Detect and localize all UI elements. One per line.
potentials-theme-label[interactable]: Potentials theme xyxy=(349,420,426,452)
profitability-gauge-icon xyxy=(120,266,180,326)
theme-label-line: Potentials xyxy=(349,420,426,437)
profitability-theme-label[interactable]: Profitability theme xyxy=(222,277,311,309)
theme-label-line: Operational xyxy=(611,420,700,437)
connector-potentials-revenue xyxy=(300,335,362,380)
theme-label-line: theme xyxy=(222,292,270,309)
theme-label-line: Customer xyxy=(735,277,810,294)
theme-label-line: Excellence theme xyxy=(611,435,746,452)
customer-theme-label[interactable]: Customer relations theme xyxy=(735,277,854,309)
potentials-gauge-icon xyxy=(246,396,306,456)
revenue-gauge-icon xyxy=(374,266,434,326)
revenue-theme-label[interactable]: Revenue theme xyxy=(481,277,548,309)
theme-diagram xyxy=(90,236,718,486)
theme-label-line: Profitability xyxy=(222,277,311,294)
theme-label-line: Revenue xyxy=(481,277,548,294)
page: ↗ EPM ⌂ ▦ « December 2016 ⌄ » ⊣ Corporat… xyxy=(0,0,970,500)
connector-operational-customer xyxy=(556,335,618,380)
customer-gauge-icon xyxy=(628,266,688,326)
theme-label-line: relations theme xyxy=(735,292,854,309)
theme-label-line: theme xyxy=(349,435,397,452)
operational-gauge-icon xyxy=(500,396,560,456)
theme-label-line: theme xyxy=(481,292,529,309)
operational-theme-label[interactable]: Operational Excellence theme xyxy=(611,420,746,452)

________

* _Exercise goal_
Copy out all of the lines above word for word, with nothing changed.

* _Exercise solution_
Detect and localize all UI elements. One per line.
potentials-theme-label[interactable]: Potentials theme xyxy=(349,420,426,452)
profitability-gauge-icon xyxy=(120,266,180,326)
theme-label-line: Potentials xyxy=(349,420,426,437)
profitability-theme-label[interactable]: Profitability theme xyxy=(222,277,311,309)
theme-label-line: Operational xyxy=(611,420,700,437)
connector-potentials-revenue xyxy=(300,335,362,380)
theme-label-line: theme xyxy=(222,292,270,309)
theme-label-line: Customer xyxy=(735,277,810,294)
theme-label-line: Excellence theme xyxy=(611,435,746,452)
customer-theme-label[interactable]: Customer relations theme xyxy=(735,277,854,309)
potentials-gauge-icon xyxy=(246,396,306,456)
revenue-gauge-icon xyxy=(374,266,434,326)
revenue-theme-label[interactable]: Revenue theme xyxy=(481,277,548,309)
theme-diagram xyxy=(90,236,718,486)
theme-label-line: Profitability xyxy=(222,277,311,294)
theme-label-line: Revenue xyxy=(481,277,548,294)
page: ↗ EPM ⌂ ▦ « December 2016 ⌄ » ⊣ Corporat… xyxy=(0,0,970,500)
connector-operational-customer xyxy=(556,335,618,380)
customer-gauge-icon xyxy=(628,266,688,326)
theme-label-line: relations theme xyxy=(735,292,854,309)
theme-label-line: theme xyxy=(349,435,397,452)
operational-gauge-icon xyxy=(500,396,560,456)
theme-label-line: theme xyxy=(481,292,529,309)
operational-theme-label[interactable]: Operational Excellence theme xyxy=(611,420,746,452)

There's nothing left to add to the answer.